A verbatim copy of the records is required, with all pictures left out.

● ● ●

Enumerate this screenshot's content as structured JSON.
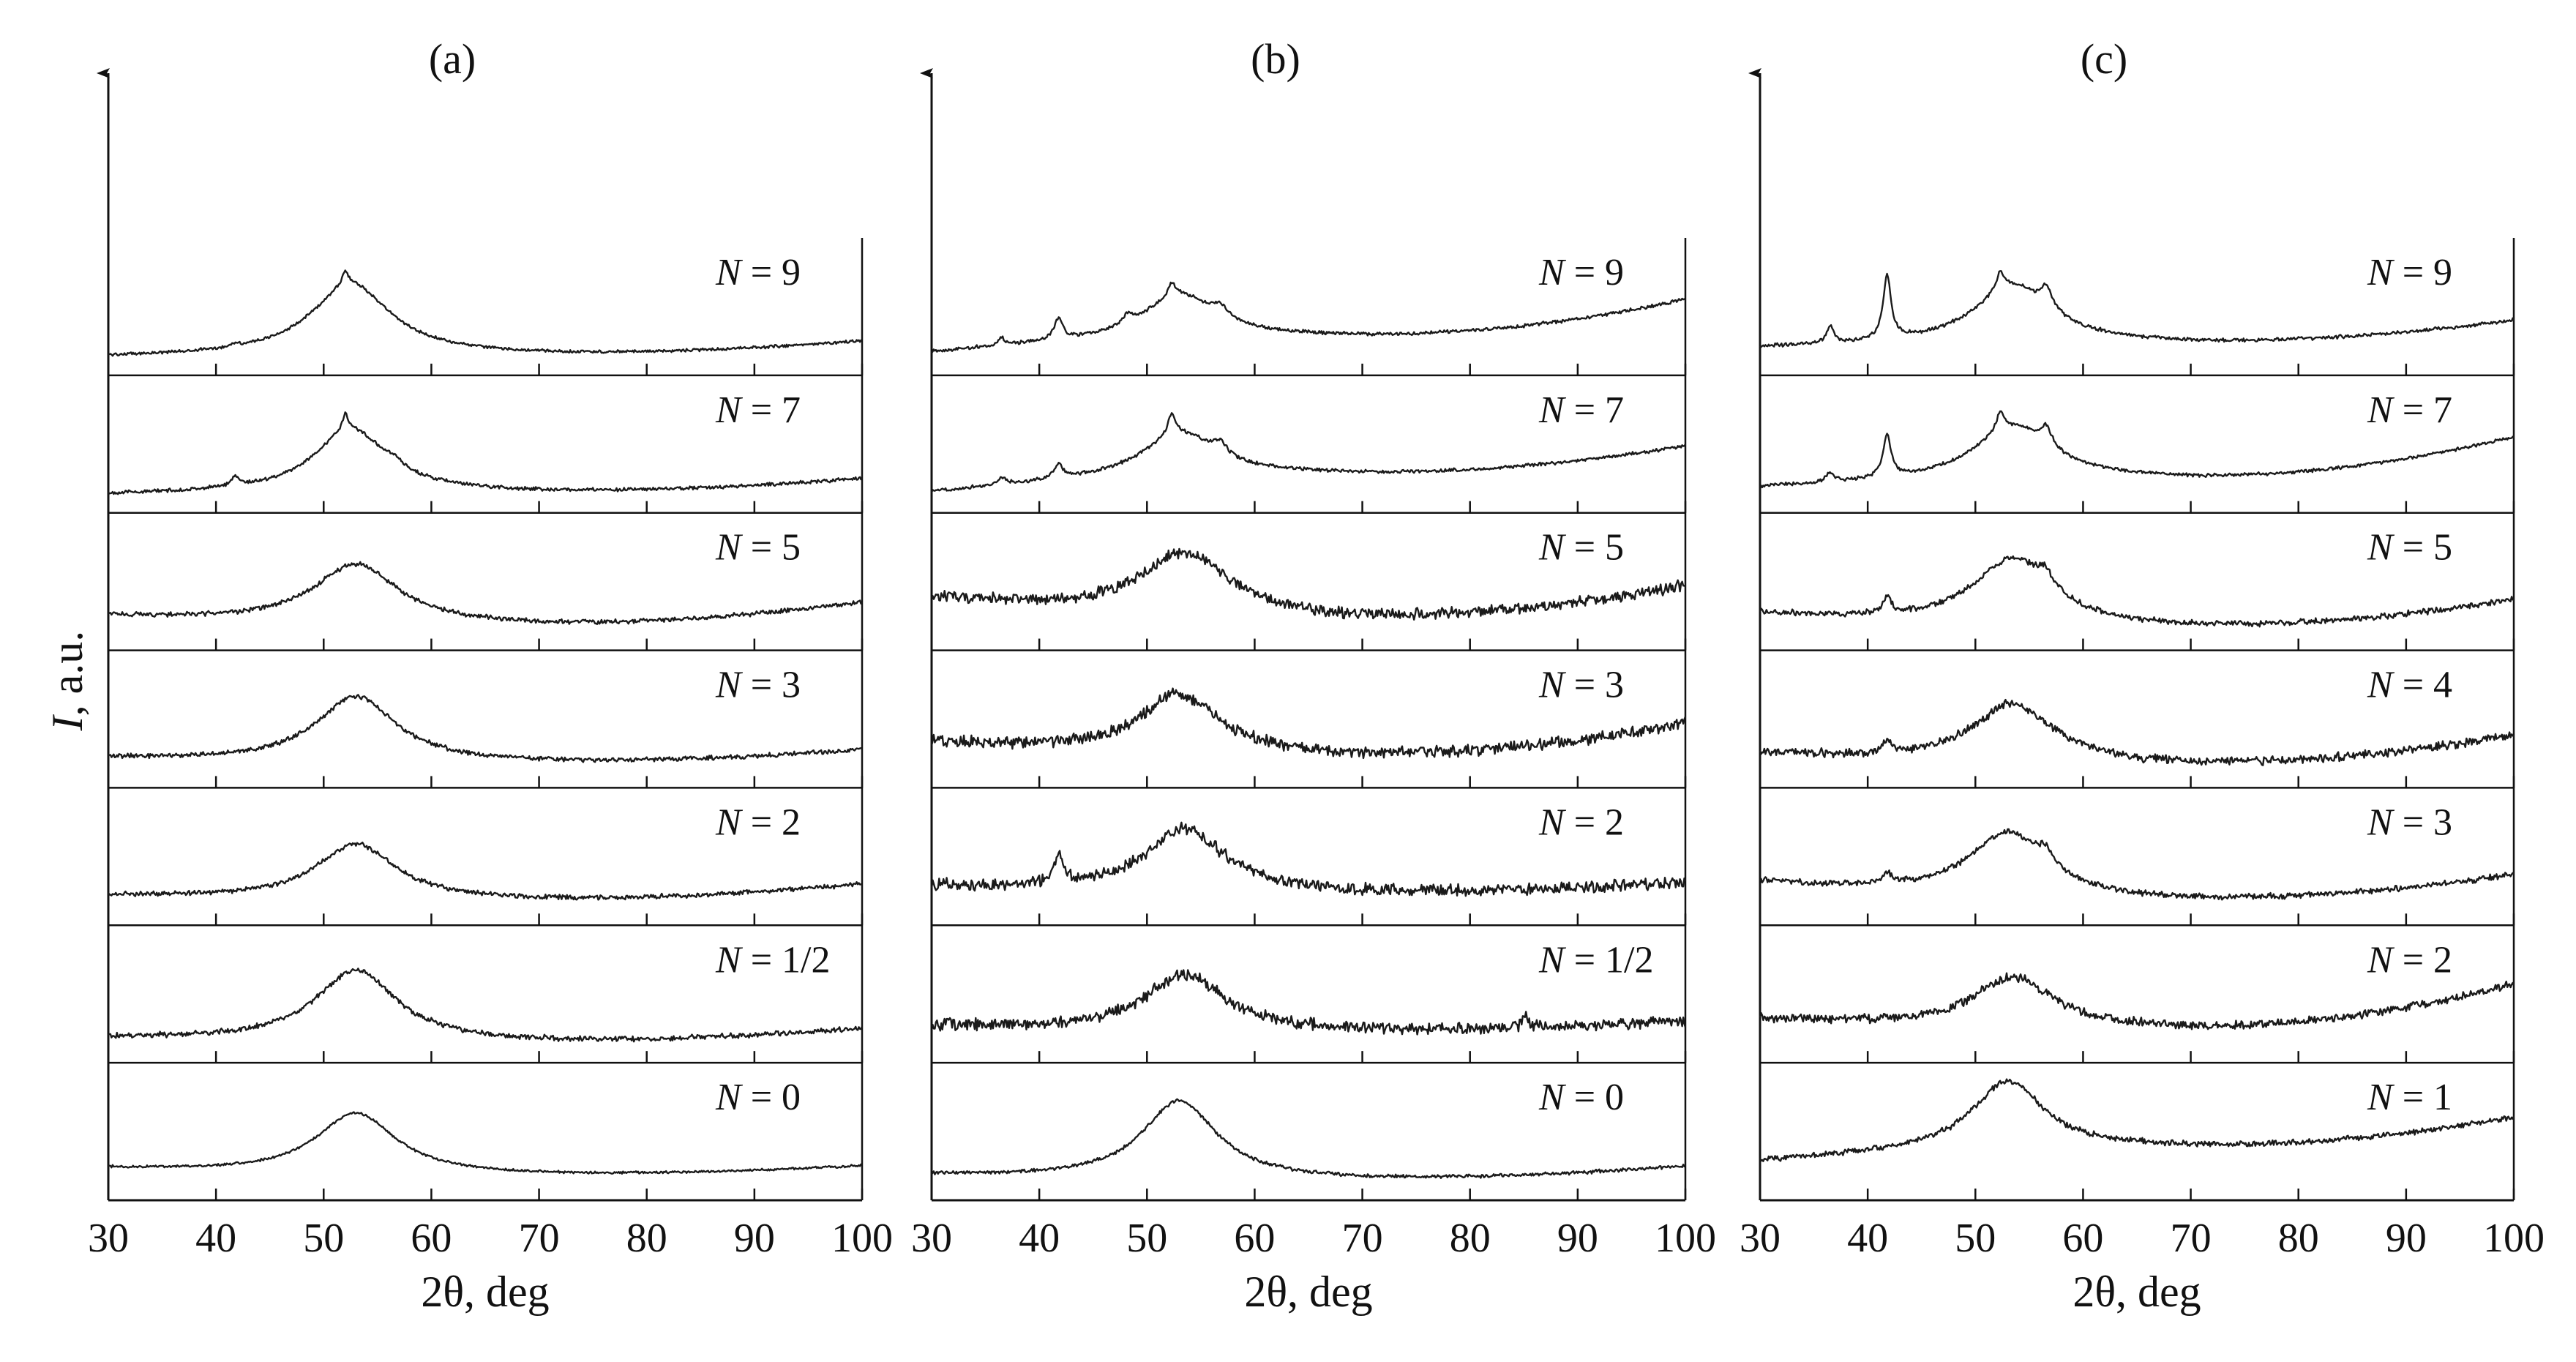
{
  "chart_data": {
    "type": "line",
    "ylabel_italic": "I",
    "ylabel_rest": ", a.u.",
    "xlabel": "2θ, deg",
    "xlim": [
      30,
      100
    ],
    "xticks": [
      "30",
      "40",
      "50",
      "60",
      "70",
      "80",
      "90",
      "100"
    ],
    "color": "#1a1a1a",
    "panels": [
      {
        "title": "(a)",
        "rows": [
          {
            "label": "N = 9",
            "noise": 0.01,
            "base": [
              0.08,
              0.1,
              0.22
            ],
            "peaks": [
              {
                "x": 52.5,
                "h": 0.62,
                "w": 4.5
              },
              {
                "x": 52.0,
                "h": 0.12,
                "w": 0.35
              },
              {
                "x": 41.8,
                "h": 0.03,
                "w": 0.4
              }
            ]
          },
          {
            "label": "N = 7",
            "noise": 0.012,
            "base": [
              0.08,
              0.1,
              0.22
            ],
            "peaks": [
              {
                "x": 52.5,
                "h": 0.55,
                "w": 4.2
              },
              {
                "x": 52.0,
                "h": 0.14,
                "w": 0.35
              },
              {
                "x": 41.8,
                "h": 0.08,
                "w": 0.5
              },
              {
                "x": 56.5,
                "h": 0.05,
                "w": 0.8
              }
            ]
          },
          {
            "label": "N = 5",
            "noise": 0.016,
            "base": [
              0.22,
              0.14,
              0.34
            ],
            "peaks": [
              {
                "x": 53.0,
                "h": 0.52,
                "w": 4.8
              }
            ]
          },
          {
            "label": "N = 3",
            "noise": 0.016,
            "base": [
              0.18,
              0.14,
              0.25
            ],
            "peaks": [
              {
                "x": 53.0,
                "h": 0.57,
                "w": 4.5
              }
            ]
          },
          {
            "label": "N = 2",
            "noise": 0.016,
            "base": [
              0.18,
              0.14,
              0.28
            ],
            "peaks": [
              {
                "x": 53.0,
                "h": 0.48,
                "w": 4.5
              }
            ]
          },
          {
            "label": "N = 1/2",
            "noise": 0.018,
            "base": [
              0.14,
              0.1,
              0.22
            ],
            "peaks": [
              {
                "x": 53.0,
                "h": 0.62,
                "w": 4.6
              }
            ]
          },
          {
            "label": "N = 0",
            "noise": 0.008,
            "base": [
              0.2,
              0.14,
              0.22
            ],
            "peaks": [
              {
                "x": 53.0,
                "h": 0.53,
                "w": 4.5
              }
            ]
          }
        ]
      },
      {
        "title": "(b)",
        "rows": [
          {
            "label": "N = 9",
            "noise": 0.012,
            "base": [
              0.12,
              0.26,
              0.58
            ],
            "peaks": [
              {
                "x": 53.0,
                "h": 0.38,
                "w": 4.2
              },
              {
                "x": 52.3,
                "h": 0.12,
                "w": 0.4
              },
              {
                "x": 41.8,
                "h": 0.18,
                "w": 0.5
              },
              {
                "x": 36.5,
                "h": 0.06,
                "w": 0.4
              },
              {
                "x": 48.2,
                "h": 0.08,
                "w": 0.5
              },
              {
                "x": 56.8,
                "h": 0.1,
                "w": 0.8
              }
            ]
          },
          {
            "label": "N = 7",
            "noise": 0.012,
            "base": [
              0.1,
              0.26,
              0.5
            ],
            "peaks": [
              {
                "x": 53.0,
                "h": 0.38,
                "w": 4.2
              },
              {
                "x": 52.3,
                "h": 0.18,
                "w": 0.4
              },
              {
                "x": 41.8,
                "h": 0.12,
                "w": 0.5
              },
              {
                "x": 36.5,
                "h": 0.06,
                "w": 0.4
              },
              {
                "x": 56.8,
                "h": 0.1,
                "w": 0.8
              }
            ]
          },
          {
            "label": "N = 5",
            "noise": 0.04,
            "base": [
              0.38,
              0.2,
              0.48
            ],
            "peaks": [
              {
                "x": 53.5,
                "h": 0.55,
                "w": 5.0
              }
            ]
          },
          {
            "label": "N = 3",
            "noise": 0.04,
            "base": [
              0.32,
              0.2,
              0.48
            ],
            "peaks": [
              {
                "x": 53.0,
                "h": 0.52,
                "w": 4.5
              }
            ]
          },
          {
            "label": "N = 2",
            "noise": 0.04,
            "base": [
              0.26,
              0.2,
              0.3
            ],
            "peaks": [
              {
                "x": 53.5,
                "h": 0.55,
                "w": 4.5
              },
              {
                "x": 41.8,
                "h": 0.26,
                "w": 0.5
              }
            ]
          },
          {
            "label": "N = 1/2",
            "noise": 0.04,
            "base": [
              0.24,
              0.2,
              0.28
            ],
            "peaks": [
              {
                "x": 53.5,
                "h": 0.48,
                "w": 4.5
              },
              {
                "x": 85.2,
                "h": 0.12,
                "w": 0.3
              }
            ]
          },
          {
            "label": "N = 0",
            "noise": 0.012,
            "base": [
              0.14,
              0.1,
              0.22
            ],
            "peaks": [
              {
                "x": 53.0,
                "h": 0.68,
                "w": 4.2
              }
            ]
          }
        ]
      },
      {
        "title": "(c)",
        "rows": [
          {
            "label": "N = 9",
            "noise": 0.012,
            "base": [
              0.16,
              0.2,
              0.4
            ],
            "peaks": [
              {
                "x": 53.5,
                "h": 0.5,
                "w": 4.5
              },
              {
                "x": 52.3,
                "h": 0.16,
                "w": 0.45
              },
              {
                "x": 41.8,
                "h": 0.55,
                "w": 0.45
              },
              {
                "x": 36.5,
                "h": 0.14,
                "w": 0.4
              },
              {
                "x": 56.6,
                "h": 0.18,
                "w": 0.6
              }
            ]
          },
          {
            "label": "N = 7",
            "noise": 0.012,
            "base": [
              0.14,
              0.22,
              0.58
            ],
            "peaks": [
              {
                "x": 53.5,
                "h": 0.46,
                "w": 4.5
              },
              {
                "x": 52.3,
                "h": 0.16,
                "w": 0.45
              },
              {
                "x": 41.8,
                "h": 0.36,
                "w": 0.45
              },
              {
                "x": 36.5,
                "h": 0.08,
                "w": 0.4
              },
              {
                "x": 56.6,
                "h": 0.16,
                "w": 0.6
              }
            ]
          },
          {
            "label": "N = 5",
            "noise": 0.02,
            "base": [
              0.24,
              0.12,
              0.36
            ],
            "peaks": [
              {
                "x": 53.5,
                "h": 0.58,
                "w": 4.6
              },
              {
                "x": 41.8,
                "h": 0.14,
                "w": 0.45
              },
              {
                "x": 56.5,
                "h": 0.12,
                "w": 0.8
              }
            ]
          },
          {
            "label": "N = 4",
            "noise": 0.03,
            "base": [
              0.22,
              0.12,
              0.38
            ],
            "peaks": [
              {
                "x": 53.5,
                "h": 0.52,
                "w": 4.6
              },
              {
                "x": 41.8,
                "h": 0.12,
                "w": 0.45
              }
            ]
          },
          {
            "label": "N = 3",
            "noise": 0.02,
            "base": [
              0.3,
              0.14,
              0.36
            ],
            "peaks": [
              {
                "x": 53.0,
                "h": 0.56,
                "w": 4.5
              },
              {
                "x": 41.8,
                "h": 0.1,
                "w": 0.45
              },
              {
                "x": 56.5,
                "h": 0.12,
                "w": 0.8
              }
            ]
          },
          {
            "label": "N = 2",
            "noise": 0.03,
            "base": [
              0.3,
              0.22,
              0.6
            ],
            "peaks": [
              {
                "x": 53.5,
                "h": 0.44,
                "w": 4.5
              }
            ]
          },
          {
            "label": "N = 1",
            "noise": 0.02,
            "base": [
              0.26,
              0.38,
              0.64
            ],
            "peaks": [
              {
                "x": 53.0,
                "h": 0.6,
                "w": 4.0
              }
            ]
          }
        ]
      }
    ]
  }
}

● ● ●

## Exercise output
Enumerate this screenshot's content as structured JSON.
{
  "chart_data": {
    "type": "line",
    "ylabel_italic": "I",
    "ylabel_rest": ", a.u.",
    "xlabel": "2θ, deg",
    "xlim": [
      30,
      100
    ],
    "xticks": [
      "30",
      "40",
      "50",
      "60",
      "70",
      "80",
      "90",
      "100"
    ],
    "color": "#1a1a1a",
    "panels": [
      {
        "title": "(a)",
        "rows": [
          {
            "label": "N = 9",
            "noise": 0.01,
            "base": [
              0.08,
              0.1,
              0.22
            ],
            "peaks": [
              {
                "x": 52.5,
                "h": 0.62,
                "w": 4.5
              },
              {
                "x": 52.0,
                "h": 0.12,
                "w": 0.35
              },
              {
                "x": 41.8,
                "h": 0.03,
                "w": 0.4
              }
            ]
          },
          {
            "label": "N = 7",
            "noise": 0.012,
            "base": [
              0.08,
              0.1,
              0.22
            ],
            "peaks": [
              {
                "x": 52.5,
                "h": 0.55,
                "w": 4.2
              },
              {
                "x": 52.0,
                "h": 0.14,
                "w": 0.35
              },
              {
                "x": 41.8,
                "h": 0.08,
                "w": 0.5
              },
              {
                "x": 56.5,
                "h": 0.05,
                "w": 0.8
              }
            ]
          },
          {
            "label": "N = 5",
            "noise": 0.016,
            "base": [
              0.22,
              0.14,
              0.34
            ],
            "peaks": [
              {
                "x": 53.0,
                "h": 0.52,
                "w": 4.8
              }
            ]
          },
          {
            "label": "N = 3",
            "noise": 0.016,
            "base": [
              0.18,
              0.14,
              0.25
            ],
            "peaks": [
              {
                "x": 53.0,
                "h": 0.57,
                "w": 4.5
              }
            ]
          },
          {
            "label": "N = 2",
            "noise": 0.016,
            "base": [
              0.18,
              0.14,
              0.28
            ],
            "peaks": [
              {
                "x": 53.0,
                "h": 0.48,
                "w": 4.5
              }
            ]
          },
          {
            "label": "N = 1/2",
            "noise": 0.018,
            "base": [
              0.14,
              0.1,
              0.22
            ],
            "peaks": [
              {
                "x": 53.0,
                "h": 0.62,
                "w": 4.6
              }
            ]
          },
          {
            "label": "N = 0",
            "noise": 0.008,
            "base": [
              0.2,
              0.14,
              0.22
            ],
            "peaks": [
              {
                "x": 53.0,
                "h": 0.53,
                "w": 4.5
              }
            ]
          }
        ]
      },
      {
        "title": "(b)",
        "rows": [
          {
            "label": "N = 9",
            "noise": 0.012,
            "base": [
              0.12,
              0.26,
              0.58
            ],
            "peaks": [
              {
                "x": 53.0,
                "h": 0.38,
                "w": 4.2
              },
              {
                "x": 52.3,
                "h": 0.12,
                "w": 0.4
              },
              {
                "x": 41.8,
                "h": 0.18,
                "w": 0.5
              },
              {
                "x": 36.5,
                "h": 0.06,
                "w": 0.4
              },
              {
                "x": 48.2,
                "h": 0.08,
                "w": 0.5
              },
              {
                "x": 56.8,
                "h": 0.1,
                "w": 0.8
              }
            ]
          },
          {
            "label": "N = 7",
            "noise": 0.012,
            "base": [
              0.1,
              0.26,
              0.5
            ],
            "peaks": [
              {
                "x": 53.0,
                "h": 0.38,
                "w": 4.2
              },
              {
                "x": 52.3,
                "h": 0.18,
                "w": 0.4
              },
              {
                "x": 41.8,
                "h": 0.12,
                "w": 0.5
              },
              {
                "x": 36.5,
                "h": 0.06,
                "w": 0.4
              },
              {
                "x": 56.8,
                "h": 0.1,
                "w": 0.8
              }
            ]
          },
          {
            "label": "N = 5",
            "noise": 0.04,
            "base": [
              0.38,
              0.2,
              0.48
            ],
            "peaks": [
              {
                "x": 53.5,
                "h": 0.55,
                "w": 5.0
              }
            ]
          },
          {
            "label": "N = 3",
            "noise": 0.04,
            "base": [
              0.32,
              0.2,
              0.48
            ],
            "peaks": [
              {
                "x": 53.0,
                "h": 0.52,
                "w": 4.5
              }
            ]
          },
          {
            "label": "N = 2",
            "noise": 0.04,
            "base": [
              0.26,
              0.2,
              0.3
            ],
            "peaks": [
              {
                "x": 53.5,
                "h": 0.55,
                "w": 4.5
              },
              {
                "x": 41.8,
                "h": 0.26,
                "w": 0.5
              }
            ]
          },
          {
            "label": "N = 1/2",
            "noise": 0.04,
            "base": [
              0.24,
              0.2,
              0.28
            ],
            "peaks": [
              {
                "x": 53.5,
                "h": 0.48,
                "w": 4.5
              },
              {
                "x": 85.2,
                "h": 0.12,
                "w": 0.3
              }
            ]
          },
          {
            "label": "N = 0",
            "noise": 0.012,
            "base": [
              0.14,
              0.1,
              0.22
            ],
            "peaks": [
              {
                "x": 53.0,
                "h": 0.68,
                "w": 4.2
              }
            ]
          }
        ]
      },
      {
        "title": "(c)",
        "rows": [
          {
            "label": "N = 9",
            "noise": 0.012,
            "base": [
              0.16,
              0.2,
              0.4
            ],
            "peaks": [
              {
                "x": 53.5,
                "h": 0.5,
                "w": 4.5
              },
              {
                "x": 52.3,
                "h": 0.16,
                "w": 0.45
              },
              {
                "x": 41.8,
                "h": 0.55,
                "w": 0.45
              },
              {
                "x": 36.5,
                "h": 0.14,
                "w": 0.4
              },
              {
                "x": 56.6,
                "h": 0.18,
                "w": 0.6
              }
            ]
          },
          {
            "label": "N = 7",
            "noise": 0.012,
            "base": [
              0.14,
              0.22,
              0.58
            ],
            "peaks": [
              {
                "x": 53.5,
                "h": 0.46,
                "w": 4.5
              },
              {
                "x": 52.3,
                "h": 0.16,
                "w": 0.45
              },
              {
                "x": 41.8,
                "h": 0.36,
                "w": 0.45
              },
              {
                "x": 36.5,
                "h": 0.08,
                "w": 0.4
              },
              {
                "x": 56.6,
                "h": 0.16,
                "w": 0.6
              }
            ]
          },
          {
            "label": "N = 5",
            "noise": 0.02,
            "base": [
              0.24,
              0.12,
              0.36
            ],
            "peaks": [
              {
                "x": 53.5,
                "h": 0.58,
                "w": 4.6
              },
              {
                "x": 41.8,
                "h": 0.14,
                "w": 0.45
              },
              {
                "x": 56.5,
                "h": 0.12,
                "w": 0.8
              }
            ]
          },
          {
            "label": "N = 4",
            "noise": 0.03,
            "base": [
              0.22,
              0.12,
              0.38
            ],
            "peaks": [
              {
                "x": 53.5,
                "h": 0.52,
                "w": 4.6
              },
              {
                "x": 41.8,
                "h": 0.12,
                "w": 0.45
              }
            ]
          },
          {
            "label": "N = 3",
            "noise": 0.02,
            "base": [
              0.3,
              0.14,
              0.36
            ],
            "peaks": [
              {
                "x": 53.0,
                "h": 0.56,
                "w": 4.5
              },
              {
                "x": 41.8,
                "h": 0.1,
                "w": 0.45
              },
              {
                "x": 56.5,
                "h": 0.12,
                "w": 0.8
              }
            ]
          },
          {
            "label": "N = 2",
            "noise": 0.03,
            "base": [
              0.3,
              0.22,
              0.6
            ],
            "peaks": [
              {
                "x": 53.5,
                "h": 0.44,
                "w": 4.5
              }
            ]
          },
          {
            "label": "N = 1",
            "noise": 0.02,
            "base": [
              0.26,
              0.38,
              0.64
            ],
            "peaks": [
              {
                "x": 53.0,
                "h": 0.6,
                "w": 4.0
              }
            ]
          }
        ]
      }
    ]
  }
}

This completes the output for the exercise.